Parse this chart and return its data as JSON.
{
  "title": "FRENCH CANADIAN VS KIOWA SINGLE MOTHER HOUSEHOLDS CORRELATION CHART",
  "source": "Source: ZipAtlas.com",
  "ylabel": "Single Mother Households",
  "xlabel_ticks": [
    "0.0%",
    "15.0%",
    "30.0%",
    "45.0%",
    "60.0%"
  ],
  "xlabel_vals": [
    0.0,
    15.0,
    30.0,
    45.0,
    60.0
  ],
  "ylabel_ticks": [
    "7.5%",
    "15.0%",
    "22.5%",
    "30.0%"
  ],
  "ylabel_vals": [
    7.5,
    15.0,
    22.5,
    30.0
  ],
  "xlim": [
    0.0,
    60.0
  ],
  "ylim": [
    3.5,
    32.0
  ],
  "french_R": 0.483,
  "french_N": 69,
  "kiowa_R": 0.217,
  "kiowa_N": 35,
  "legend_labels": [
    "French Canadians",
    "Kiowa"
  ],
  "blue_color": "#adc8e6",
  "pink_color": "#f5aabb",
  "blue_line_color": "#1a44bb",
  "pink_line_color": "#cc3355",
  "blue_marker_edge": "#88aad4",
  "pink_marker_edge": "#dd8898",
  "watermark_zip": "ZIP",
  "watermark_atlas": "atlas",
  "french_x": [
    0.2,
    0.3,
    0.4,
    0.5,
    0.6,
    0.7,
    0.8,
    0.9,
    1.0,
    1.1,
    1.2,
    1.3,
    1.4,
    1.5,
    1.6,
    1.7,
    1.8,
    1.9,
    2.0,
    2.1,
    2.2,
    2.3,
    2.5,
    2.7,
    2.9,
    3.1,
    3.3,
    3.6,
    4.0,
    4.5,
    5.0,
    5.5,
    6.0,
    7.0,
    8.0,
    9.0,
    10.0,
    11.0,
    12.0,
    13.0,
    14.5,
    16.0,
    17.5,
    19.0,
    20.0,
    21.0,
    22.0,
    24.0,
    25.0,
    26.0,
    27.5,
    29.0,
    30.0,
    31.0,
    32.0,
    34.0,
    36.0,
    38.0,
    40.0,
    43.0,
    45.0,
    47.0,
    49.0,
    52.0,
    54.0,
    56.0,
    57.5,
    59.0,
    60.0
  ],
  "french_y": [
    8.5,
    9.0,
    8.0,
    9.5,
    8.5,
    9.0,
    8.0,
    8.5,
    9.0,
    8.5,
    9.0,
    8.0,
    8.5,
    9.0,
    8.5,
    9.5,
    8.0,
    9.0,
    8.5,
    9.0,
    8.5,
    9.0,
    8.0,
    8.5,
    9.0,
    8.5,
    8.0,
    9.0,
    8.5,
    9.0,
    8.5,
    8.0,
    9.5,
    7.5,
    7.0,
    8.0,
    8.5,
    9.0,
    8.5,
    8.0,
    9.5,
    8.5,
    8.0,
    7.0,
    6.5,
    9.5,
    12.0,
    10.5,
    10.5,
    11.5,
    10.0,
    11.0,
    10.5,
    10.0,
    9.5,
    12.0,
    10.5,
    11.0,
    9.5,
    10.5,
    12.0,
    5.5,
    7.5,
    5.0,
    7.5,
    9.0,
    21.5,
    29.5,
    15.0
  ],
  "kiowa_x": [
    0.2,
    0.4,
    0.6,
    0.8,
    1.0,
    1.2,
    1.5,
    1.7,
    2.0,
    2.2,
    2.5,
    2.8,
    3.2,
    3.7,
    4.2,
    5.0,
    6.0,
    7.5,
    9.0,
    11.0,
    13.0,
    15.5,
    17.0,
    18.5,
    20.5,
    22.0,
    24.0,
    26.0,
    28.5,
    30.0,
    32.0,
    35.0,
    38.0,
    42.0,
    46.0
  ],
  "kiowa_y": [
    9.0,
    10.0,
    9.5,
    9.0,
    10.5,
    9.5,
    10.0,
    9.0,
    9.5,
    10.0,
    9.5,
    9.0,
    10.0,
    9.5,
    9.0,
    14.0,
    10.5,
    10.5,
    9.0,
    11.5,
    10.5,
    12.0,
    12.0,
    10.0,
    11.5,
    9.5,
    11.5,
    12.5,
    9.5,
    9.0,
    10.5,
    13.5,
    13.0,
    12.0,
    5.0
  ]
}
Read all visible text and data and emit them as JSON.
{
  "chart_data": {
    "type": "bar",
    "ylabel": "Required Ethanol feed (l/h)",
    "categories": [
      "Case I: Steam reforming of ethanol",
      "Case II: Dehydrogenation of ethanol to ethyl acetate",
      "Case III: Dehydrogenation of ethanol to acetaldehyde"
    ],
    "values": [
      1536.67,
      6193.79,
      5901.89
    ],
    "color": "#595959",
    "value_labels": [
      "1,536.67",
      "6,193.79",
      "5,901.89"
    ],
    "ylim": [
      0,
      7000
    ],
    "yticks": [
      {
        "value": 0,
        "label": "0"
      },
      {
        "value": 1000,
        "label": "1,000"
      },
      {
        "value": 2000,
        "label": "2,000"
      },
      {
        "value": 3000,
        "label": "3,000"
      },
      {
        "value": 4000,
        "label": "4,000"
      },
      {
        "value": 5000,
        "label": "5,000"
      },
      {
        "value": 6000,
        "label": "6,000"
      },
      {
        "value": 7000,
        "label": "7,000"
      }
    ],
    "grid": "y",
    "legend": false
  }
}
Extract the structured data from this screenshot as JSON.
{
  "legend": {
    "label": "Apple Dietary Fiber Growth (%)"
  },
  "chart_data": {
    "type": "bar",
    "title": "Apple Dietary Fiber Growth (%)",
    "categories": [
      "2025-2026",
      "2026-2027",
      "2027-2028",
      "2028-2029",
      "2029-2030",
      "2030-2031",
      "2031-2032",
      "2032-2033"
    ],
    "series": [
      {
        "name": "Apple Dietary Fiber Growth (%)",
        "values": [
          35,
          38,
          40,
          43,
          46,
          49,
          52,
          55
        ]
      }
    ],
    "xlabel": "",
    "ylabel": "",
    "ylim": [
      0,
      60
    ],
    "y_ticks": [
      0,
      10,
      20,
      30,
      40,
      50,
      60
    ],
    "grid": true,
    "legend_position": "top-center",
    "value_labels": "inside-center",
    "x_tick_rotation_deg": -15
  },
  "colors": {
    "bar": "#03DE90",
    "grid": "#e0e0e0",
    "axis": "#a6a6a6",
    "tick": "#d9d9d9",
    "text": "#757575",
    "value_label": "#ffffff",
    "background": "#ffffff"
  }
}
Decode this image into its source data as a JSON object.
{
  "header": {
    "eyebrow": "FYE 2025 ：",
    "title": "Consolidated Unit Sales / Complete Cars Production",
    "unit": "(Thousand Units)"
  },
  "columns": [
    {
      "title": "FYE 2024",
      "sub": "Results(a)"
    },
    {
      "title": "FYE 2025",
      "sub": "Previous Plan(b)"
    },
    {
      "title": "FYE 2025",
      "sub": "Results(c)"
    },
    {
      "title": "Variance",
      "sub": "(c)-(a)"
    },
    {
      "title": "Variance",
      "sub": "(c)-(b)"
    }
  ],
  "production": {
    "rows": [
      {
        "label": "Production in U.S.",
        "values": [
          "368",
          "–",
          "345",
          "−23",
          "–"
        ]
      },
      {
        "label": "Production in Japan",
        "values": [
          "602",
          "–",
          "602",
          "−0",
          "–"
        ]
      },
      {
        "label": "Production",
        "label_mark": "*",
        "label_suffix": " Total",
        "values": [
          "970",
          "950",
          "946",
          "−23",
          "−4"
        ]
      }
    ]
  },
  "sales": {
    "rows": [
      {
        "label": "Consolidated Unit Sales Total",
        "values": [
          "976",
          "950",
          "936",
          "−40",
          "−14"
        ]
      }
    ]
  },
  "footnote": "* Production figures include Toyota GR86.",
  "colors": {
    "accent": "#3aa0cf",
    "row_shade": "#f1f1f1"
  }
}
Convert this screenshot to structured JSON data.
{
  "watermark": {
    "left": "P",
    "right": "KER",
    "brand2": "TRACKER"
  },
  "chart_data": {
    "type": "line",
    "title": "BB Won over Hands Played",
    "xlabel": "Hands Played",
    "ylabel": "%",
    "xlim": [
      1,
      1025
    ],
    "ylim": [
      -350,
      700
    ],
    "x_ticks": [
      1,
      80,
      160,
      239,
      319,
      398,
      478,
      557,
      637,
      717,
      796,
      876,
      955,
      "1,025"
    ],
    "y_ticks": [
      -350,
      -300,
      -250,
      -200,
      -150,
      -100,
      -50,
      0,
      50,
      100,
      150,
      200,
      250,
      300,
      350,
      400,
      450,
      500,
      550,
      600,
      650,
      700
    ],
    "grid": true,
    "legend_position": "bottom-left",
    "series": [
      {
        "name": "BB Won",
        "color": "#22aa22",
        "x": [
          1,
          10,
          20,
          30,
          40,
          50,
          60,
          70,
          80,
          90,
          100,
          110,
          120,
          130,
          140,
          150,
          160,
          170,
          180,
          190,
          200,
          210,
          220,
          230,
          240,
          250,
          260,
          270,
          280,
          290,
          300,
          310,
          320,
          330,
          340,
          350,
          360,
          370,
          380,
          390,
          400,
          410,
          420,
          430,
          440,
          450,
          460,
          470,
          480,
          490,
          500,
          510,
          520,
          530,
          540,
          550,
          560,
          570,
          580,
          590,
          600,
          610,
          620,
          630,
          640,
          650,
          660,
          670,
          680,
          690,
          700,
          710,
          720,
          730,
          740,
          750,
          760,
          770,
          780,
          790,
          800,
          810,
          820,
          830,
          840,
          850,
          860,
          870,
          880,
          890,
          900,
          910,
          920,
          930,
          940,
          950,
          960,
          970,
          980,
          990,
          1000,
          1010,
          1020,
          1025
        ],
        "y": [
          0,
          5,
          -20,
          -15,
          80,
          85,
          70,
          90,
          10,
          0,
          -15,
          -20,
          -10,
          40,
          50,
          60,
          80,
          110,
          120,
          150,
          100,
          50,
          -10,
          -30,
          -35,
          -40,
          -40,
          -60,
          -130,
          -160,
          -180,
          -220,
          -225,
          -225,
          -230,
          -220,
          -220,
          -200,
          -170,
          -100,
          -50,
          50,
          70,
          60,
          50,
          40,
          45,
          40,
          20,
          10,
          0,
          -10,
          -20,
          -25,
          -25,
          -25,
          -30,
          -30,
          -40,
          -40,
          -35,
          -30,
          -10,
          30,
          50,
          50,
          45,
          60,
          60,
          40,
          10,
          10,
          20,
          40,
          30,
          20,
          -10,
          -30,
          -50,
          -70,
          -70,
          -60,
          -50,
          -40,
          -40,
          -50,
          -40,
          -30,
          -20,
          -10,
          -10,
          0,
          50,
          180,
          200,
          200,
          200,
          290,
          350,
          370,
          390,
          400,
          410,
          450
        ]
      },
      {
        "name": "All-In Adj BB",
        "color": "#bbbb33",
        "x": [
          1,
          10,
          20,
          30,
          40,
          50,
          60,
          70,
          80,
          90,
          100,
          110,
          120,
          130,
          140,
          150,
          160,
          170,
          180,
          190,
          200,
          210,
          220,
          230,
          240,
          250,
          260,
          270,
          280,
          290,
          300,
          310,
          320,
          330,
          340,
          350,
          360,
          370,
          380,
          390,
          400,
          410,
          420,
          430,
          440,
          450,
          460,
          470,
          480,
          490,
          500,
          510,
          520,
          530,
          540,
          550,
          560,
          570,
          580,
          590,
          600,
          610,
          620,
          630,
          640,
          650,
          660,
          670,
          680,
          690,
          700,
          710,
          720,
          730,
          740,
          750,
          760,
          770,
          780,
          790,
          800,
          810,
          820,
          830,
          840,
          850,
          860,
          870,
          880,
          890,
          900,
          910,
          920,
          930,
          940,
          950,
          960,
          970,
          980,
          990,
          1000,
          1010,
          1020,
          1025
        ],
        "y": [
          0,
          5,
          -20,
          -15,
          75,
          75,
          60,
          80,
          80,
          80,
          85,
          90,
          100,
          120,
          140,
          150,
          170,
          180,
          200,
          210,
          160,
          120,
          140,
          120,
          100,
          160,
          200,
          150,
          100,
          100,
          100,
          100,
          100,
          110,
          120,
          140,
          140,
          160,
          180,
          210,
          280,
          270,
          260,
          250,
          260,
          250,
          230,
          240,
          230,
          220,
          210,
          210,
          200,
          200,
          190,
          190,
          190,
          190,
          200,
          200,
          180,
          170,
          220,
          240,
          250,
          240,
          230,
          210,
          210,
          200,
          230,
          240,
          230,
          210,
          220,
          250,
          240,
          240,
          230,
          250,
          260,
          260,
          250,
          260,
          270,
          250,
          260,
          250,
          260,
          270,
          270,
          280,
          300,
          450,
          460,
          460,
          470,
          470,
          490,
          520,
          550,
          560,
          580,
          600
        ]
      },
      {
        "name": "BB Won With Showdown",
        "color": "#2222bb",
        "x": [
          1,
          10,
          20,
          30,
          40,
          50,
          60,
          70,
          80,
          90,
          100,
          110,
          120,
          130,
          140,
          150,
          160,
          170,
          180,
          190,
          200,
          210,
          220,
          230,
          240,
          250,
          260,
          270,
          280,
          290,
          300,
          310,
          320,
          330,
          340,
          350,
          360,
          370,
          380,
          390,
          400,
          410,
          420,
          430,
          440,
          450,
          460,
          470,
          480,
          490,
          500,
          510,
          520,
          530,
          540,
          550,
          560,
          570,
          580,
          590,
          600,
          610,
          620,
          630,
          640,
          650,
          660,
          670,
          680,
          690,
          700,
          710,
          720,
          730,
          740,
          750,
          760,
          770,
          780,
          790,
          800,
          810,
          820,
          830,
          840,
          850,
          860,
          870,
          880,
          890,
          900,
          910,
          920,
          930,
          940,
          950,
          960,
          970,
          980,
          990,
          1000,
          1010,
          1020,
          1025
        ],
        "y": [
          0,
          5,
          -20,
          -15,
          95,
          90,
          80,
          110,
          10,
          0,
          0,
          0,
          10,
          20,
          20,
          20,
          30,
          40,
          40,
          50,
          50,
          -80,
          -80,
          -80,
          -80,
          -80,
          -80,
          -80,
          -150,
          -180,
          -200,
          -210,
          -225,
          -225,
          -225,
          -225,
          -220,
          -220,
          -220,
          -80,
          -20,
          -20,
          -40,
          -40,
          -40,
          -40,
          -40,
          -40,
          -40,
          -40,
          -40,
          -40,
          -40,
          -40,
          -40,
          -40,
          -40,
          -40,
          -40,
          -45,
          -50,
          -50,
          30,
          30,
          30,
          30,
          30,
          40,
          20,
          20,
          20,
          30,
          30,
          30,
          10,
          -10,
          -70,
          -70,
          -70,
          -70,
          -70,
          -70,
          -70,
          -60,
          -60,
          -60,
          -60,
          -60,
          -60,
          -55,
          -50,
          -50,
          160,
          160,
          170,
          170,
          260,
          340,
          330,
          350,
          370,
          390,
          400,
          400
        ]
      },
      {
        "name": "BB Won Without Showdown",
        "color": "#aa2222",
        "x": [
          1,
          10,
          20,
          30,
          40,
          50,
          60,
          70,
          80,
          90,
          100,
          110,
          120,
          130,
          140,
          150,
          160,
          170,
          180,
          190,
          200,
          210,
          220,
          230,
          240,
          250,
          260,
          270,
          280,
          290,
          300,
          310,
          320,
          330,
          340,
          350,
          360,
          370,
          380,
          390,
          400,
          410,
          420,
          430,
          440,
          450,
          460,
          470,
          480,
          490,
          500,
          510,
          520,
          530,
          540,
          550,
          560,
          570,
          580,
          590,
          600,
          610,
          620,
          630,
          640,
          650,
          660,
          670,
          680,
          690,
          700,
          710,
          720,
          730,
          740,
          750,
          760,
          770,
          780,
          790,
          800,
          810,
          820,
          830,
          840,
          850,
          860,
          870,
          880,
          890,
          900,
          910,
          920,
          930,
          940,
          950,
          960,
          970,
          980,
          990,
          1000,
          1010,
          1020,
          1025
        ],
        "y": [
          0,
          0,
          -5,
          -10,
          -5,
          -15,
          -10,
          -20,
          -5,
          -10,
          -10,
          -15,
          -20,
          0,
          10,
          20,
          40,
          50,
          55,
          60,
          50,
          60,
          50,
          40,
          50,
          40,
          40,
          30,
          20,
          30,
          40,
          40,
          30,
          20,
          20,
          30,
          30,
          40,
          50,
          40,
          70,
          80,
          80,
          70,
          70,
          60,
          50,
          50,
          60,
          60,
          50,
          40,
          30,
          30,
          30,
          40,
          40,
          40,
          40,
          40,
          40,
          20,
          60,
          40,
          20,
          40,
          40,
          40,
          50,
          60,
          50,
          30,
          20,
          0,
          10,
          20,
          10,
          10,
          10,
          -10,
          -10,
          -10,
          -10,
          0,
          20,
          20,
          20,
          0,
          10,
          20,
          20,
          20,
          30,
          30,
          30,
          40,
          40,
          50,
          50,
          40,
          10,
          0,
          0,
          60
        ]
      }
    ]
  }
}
* * * *
Filter out all lines lacking the word "center" and copy the rest.

• _Solution for this exercise_
    "legend_position": "top-center",
    "value_labels": "inside-center",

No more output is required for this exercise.